Saved entries

** Start **

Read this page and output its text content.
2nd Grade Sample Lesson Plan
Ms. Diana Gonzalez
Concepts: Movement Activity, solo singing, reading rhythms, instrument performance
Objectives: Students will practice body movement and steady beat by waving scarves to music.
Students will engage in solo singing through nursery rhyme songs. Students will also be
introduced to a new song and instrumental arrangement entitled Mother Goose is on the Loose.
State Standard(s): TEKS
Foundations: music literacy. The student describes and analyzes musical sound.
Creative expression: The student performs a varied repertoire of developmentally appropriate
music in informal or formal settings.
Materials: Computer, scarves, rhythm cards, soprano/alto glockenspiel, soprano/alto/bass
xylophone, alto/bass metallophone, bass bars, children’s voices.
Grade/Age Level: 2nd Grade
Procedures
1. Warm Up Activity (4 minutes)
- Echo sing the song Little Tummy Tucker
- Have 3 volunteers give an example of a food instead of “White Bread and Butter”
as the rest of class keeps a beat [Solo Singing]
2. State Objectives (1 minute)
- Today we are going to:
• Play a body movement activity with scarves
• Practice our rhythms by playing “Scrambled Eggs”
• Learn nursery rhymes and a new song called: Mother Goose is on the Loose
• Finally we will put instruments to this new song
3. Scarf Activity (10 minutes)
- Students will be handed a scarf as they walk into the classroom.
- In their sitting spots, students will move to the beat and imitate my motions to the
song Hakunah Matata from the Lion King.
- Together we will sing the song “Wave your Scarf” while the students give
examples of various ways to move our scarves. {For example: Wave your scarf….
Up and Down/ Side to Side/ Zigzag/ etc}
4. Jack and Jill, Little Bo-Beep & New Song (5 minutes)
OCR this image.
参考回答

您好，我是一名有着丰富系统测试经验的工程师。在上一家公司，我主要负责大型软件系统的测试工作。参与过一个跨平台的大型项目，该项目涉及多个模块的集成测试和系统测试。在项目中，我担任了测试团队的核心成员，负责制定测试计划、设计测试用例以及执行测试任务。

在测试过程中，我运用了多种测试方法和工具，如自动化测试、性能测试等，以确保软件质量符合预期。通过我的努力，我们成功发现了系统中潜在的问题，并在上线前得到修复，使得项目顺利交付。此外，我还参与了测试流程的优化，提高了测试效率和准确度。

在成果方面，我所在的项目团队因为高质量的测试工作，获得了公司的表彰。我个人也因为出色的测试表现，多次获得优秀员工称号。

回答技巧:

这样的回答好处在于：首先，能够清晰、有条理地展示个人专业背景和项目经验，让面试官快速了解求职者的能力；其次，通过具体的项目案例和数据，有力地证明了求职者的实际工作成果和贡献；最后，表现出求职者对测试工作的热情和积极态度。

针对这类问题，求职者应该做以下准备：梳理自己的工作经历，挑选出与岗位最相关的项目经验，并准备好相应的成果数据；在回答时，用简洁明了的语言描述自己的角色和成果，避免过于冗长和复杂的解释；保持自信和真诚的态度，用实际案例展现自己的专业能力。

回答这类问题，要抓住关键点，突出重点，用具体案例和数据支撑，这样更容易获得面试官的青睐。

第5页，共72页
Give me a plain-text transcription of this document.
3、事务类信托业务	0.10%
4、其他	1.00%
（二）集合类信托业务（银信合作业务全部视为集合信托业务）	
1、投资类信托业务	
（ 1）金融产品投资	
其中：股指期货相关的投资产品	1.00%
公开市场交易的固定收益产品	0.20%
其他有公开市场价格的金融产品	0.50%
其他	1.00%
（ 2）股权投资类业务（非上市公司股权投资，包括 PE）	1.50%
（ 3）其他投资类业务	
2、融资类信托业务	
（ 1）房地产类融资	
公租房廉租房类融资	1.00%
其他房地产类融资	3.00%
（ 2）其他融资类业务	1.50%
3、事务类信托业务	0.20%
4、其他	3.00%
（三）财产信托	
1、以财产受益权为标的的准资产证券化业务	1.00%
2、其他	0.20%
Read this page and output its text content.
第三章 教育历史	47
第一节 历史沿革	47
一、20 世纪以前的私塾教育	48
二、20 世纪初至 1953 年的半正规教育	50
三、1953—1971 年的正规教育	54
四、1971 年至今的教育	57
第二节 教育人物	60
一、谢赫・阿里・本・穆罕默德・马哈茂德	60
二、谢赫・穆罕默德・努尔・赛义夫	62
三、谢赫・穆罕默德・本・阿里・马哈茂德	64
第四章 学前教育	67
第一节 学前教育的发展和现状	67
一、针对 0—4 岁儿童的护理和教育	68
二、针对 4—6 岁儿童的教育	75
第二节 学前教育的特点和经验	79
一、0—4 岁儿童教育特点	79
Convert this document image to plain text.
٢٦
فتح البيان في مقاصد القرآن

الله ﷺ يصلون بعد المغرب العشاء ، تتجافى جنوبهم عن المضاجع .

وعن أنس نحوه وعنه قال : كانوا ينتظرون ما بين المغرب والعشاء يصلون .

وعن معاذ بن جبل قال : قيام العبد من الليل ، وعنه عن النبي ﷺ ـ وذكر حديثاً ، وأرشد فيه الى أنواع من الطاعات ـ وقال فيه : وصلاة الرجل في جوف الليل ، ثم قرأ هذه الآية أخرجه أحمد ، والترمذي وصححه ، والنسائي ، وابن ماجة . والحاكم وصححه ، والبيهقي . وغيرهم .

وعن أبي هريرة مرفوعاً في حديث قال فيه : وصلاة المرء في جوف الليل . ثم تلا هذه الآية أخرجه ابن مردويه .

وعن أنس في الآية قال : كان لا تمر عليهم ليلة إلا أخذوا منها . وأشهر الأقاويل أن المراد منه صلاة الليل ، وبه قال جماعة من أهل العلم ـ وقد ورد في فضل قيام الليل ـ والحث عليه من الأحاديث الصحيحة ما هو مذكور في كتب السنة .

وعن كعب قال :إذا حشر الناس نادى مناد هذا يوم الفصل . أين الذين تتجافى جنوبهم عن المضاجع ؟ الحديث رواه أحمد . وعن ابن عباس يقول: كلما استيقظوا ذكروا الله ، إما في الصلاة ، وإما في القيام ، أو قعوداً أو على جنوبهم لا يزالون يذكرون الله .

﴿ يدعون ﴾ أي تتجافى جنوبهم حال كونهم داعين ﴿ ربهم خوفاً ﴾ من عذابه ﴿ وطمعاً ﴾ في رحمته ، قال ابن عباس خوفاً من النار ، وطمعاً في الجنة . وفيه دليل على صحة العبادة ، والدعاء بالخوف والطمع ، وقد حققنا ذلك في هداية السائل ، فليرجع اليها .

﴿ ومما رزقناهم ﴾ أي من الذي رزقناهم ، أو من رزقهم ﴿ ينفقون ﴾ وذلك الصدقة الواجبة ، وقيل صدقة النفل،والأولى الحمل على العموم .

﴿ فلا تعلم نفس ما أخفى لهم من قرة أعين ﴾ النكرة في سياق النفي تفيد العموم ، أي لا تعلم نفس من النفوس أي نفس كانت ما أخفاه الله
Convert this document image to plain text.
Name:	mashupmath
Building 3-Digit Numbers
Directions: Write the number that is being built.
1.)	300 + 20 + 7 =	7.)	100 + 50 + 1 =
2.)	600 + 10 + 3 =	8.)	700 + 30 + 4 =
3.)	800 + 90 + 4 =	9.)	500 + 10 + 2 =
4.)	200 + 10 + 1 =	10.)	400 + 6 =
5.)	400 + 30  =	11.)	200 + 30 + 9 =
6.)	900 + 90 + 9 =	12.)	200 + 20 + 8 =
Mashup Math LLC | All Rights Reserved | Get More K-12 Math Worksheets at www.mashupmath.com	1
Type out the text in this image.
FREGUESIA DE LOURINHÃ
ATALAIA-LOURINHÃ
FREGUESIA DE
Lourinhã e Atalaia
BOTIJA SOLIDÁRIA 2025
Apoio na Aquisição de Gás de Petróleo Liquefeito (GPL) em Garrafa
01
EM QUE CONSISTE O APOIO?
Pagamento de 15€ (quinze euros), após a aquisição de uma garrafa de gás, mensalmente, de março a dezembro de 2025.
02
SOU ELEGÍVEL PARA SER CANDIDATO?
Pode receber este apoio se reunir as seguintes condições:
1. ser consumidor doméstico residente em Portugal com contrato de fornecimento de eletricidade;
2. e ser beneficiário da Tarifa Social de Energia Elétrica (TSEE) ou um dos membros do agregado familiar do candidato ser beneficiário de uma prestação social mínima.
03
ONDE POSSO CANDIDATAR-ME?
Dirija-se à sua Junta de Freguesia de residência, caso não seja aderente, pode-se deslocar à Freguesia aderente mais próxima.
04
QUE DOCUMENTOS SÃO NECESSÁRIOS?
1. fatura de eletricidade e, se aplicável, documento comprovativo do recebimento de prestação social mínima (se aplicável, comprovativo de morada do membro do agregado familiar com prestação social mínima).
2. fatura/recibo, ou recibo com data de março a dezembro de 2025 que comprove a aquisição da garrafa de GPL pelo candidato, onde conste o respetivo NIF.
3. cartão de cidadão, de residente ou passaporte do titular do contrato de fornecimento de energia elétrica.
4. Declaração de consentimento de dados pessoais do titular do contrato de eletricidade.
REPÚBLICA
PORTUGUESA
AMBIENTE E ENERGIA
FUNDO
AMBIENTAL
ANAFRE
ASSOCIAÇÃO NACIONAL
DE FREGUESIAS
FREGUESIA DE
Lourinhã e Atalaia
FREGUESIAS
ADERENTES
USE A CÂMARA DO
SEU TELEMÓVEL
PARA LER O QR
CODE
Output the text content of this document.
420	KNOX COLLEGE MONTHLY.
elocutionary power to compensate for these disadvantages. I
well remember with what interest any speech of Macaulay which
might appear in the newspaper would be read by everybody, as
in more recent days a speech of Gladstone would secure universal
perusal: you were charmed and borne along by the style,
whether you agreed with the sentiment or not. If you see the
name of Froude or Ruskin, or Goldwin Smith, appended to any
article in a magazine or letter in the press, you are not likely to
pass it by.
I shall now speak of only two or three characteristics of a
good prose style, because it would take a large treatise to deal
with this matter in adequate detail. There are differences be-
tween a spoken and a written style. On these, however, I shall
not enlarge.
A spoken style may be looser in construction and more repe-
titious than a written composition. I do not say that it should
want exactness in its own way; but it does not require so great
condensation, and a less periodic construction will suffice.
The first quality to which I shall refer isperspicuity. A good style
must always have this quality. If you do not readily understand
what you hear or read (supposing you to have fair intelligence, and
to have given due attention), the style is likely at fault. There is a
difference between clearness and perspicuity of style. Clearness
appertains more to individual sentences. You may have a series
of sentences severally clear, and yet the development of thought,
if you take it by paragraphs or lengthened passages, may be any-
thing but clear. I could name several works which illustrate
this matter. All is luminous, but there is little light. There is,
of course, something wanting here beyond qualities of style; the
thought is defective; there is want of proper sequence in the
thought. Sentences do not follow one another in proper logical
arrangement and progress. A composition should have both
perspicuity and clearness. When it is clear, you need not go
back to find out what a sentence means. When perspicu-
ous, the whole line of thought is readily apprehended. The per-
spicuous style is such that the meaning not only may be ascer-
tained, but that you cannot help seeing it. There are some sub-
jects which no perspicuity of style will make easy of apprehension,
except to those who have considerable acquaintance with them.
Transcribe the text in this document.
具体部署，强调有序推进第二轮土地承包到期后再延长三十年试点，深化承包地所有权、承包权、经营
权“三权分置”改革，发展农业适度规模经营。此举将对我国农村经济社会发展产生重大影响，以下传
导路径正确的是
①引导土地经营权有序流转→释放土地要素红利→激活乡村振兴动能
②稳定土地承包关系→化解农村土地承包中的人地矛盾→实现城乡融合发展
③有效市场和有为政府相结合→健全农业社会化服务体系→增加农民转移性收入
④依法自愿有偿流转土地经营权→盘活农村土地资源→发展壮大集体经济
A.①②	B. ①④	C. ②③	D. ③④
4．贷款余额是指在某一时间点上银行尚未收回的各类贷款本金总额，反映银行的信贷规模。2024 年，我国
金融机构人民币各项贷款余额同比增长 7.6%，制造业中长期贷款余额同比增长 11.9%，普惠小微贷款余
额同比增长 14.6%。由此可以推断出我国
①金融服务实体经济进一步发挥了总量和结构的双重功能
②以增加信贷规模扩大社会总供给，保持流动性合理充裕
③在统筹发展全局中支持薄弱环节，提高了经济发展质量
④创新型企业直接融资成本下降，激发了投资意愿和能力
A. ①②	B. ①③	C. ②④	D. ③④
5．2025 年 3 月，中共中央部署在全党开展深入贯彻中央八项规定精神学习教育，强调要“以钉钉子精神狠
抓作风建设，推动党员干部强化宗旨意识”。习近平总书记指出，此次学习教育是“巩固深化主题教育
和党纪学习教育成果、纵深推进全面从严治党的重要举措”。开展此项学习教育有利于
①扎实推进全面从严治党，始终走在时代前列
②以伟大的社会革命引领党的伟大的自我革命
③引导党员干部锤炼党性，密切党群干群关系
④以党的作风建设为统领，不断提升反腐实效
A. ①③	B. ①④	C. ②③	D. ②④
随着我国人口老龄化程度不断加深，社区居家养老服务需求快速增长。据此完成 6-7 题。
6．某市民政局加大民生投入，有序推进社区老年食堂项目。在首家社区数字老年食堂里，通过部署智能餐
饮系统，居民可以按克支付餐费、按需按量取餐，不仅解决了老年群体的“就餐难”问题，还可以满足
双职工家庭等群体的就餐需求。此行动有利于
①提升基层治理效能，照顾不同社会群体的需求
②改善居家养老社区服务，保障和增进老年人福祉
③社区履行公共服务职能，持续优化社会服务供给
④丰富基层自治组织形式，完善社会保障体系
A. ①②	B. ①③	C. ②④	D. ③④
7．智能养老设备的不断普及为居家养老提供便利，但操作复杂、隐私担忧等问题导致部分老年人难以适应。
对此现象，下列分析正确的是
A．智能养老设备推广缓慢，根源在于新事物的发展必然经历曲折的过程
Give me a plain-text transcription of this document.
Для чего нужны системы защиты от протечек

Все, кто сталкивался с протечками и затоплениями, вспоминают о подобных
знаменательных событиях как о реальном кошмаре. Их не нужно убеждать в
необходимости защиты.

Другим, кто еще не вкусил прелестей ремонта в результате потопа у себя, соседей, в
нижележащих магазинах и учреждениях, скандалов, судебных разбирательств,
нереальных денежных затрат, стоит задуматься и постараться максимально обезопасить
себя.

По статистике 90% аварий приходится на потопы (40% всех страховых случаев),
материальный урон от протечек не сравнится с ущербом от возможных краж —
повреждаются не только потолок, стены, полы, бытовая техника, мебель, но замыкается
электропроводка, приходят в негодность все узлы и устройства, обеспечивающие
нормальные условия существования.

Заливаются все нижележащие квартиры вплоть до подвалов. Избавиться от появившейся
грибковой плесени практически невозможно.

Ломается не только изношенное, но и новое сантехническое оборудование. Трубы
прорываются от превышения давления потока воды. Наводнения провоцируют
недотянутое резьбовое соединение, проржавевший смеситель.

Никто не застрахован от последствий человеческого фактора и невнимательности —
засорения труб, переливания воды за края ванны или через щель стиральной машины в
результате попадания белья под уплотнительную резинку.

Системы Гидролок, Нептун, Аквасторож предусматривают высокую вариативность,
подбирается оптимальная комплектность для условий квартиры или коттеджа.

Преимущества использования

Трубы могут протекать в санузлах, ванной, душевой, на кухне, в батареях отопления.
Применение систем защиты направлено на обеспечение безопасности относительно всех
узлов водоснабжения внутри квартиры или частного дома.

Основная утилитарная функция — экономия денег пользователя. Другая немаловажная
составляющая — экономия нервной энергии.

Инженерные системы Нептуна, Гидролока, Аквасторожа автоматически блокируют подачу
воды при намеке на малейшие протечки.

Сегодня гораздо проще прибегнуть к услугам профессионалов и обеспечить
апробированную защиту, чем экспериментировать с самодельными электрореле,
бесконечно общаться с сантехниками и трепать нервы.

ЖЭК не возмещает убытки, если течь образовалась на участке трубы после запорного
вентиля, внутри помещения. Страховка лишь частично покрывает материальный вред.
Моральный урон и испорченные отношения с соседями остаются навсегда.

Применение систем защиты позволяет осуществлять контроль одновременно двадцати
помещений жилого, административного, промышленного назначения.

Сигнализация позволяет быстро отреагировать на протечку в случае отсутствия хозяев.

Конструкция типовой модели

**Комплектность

** End **

## [DESCRIPTION OF THE TASK]
Find the lines containing "proper" and list every one of them.

## [PROBLEM SOLUTION]
thought is defective; there is want of proper sequence in the
thought. Sentences do not follow one another in proper logical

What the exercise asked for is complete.